-- Short task --
The entries below are to be transcribed in full, without their images.

(Data items)
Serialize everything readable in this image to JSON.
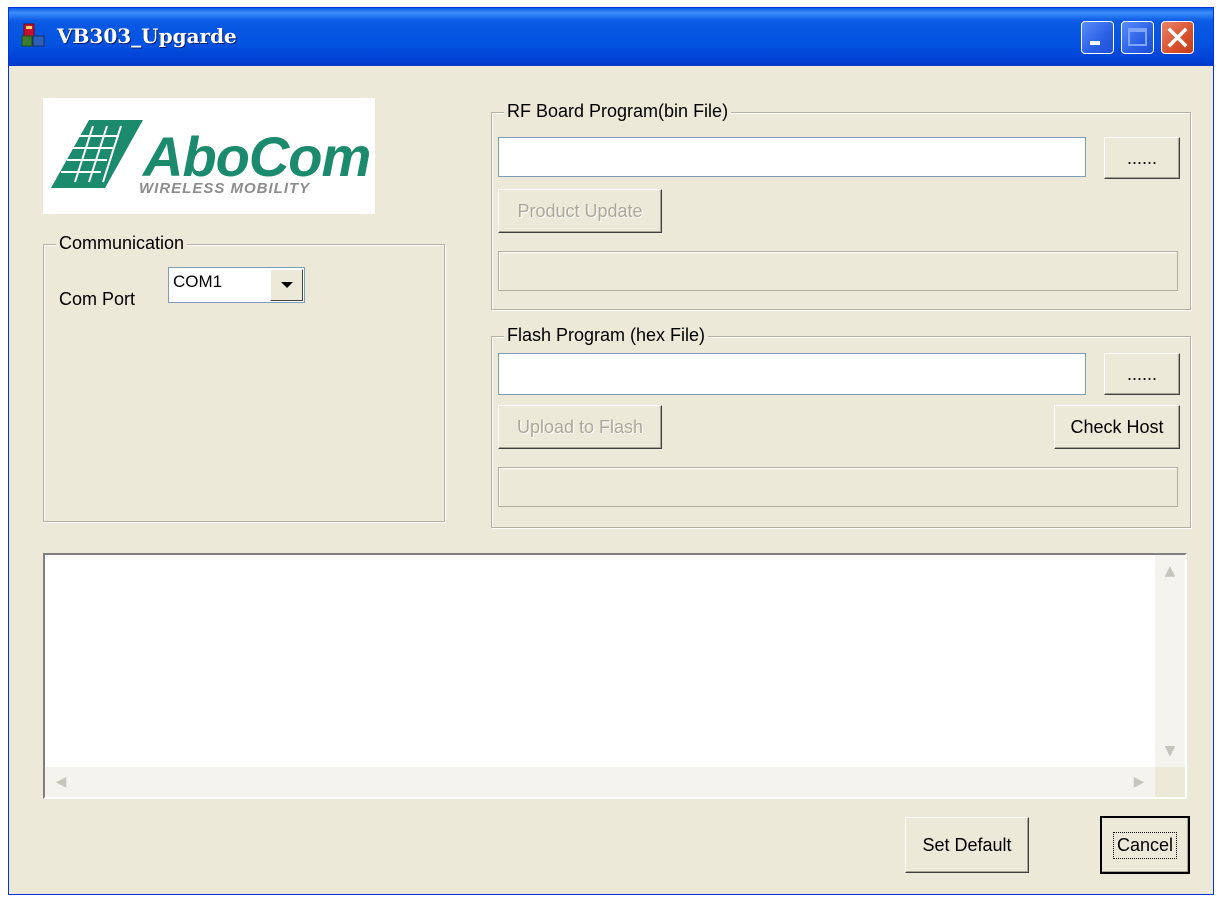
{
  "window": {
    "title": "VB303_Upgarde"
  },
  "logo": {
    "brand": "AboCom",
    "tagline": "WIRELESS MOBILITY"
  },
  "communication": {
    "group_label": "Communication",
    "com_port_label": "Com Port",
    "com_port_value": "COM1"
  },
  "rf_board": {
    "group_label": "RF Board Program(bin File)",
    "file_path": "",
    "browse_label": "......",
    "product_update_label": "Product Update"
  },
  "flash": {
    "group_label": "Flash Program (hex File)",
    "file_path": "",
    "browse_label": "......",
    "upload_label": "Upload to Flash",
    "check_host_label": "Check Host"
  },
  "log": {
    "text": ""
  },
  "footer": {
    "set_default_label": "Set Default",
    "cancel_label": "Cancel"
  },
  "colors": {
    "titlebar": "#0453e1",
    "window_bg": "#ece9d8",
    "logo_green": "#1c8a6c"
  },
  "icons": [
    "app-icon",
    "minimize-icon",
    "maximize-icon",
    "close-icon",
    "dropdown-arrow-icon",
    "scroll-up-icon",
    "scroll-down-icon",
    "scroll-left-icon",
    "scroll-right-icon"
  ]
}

-- Task result --
Serialize everything readable in this image to JSON.
{
  "window": {
    "title": "VB303_Upgarde"
  },
  "logo": {
    "brand": "AboCom",
    "tagline": "WIRELESS MOBILITY"
  },
  "communication": {
    "group_label": "Communication",
    "com_port_label": "Com Port",
    "com_port_value": "COM1"
  },
  "rf_board": {
    "group_label": "RF Board Program(bin File)",
    "file_path": "",
    "browse_label": "......",
    "product_update_label": "Product Update"
  },
  "flash": {
    "group_label": "Flash Program (hex File)",
    "file_path": "",
    "browse_label": "......",
    "upload_label": "Upload to Flash",
    "check_host_label": "Check Host"
  },
  "log": {
    "text": ""
  },
  "footer": {
    "set_default_label": "Set Default",
    "cancel_label": "Cancel"
  },
  "colors": {
    "titlebar": "#0453e1",
    "window_bg": "#ece9d8",
    "logo_green": "#1c8a6c"
  },
  "icons": [
    "app-icon",
    "minimize-icon",
    "maximize-icon",
    "close-icon",
    "dropdown-arrow-icon",
    "scroll-up-icon",
    "scroll-down-icon",
    "scroll-left-icon",
    "scroll-right-icon"
  ]
}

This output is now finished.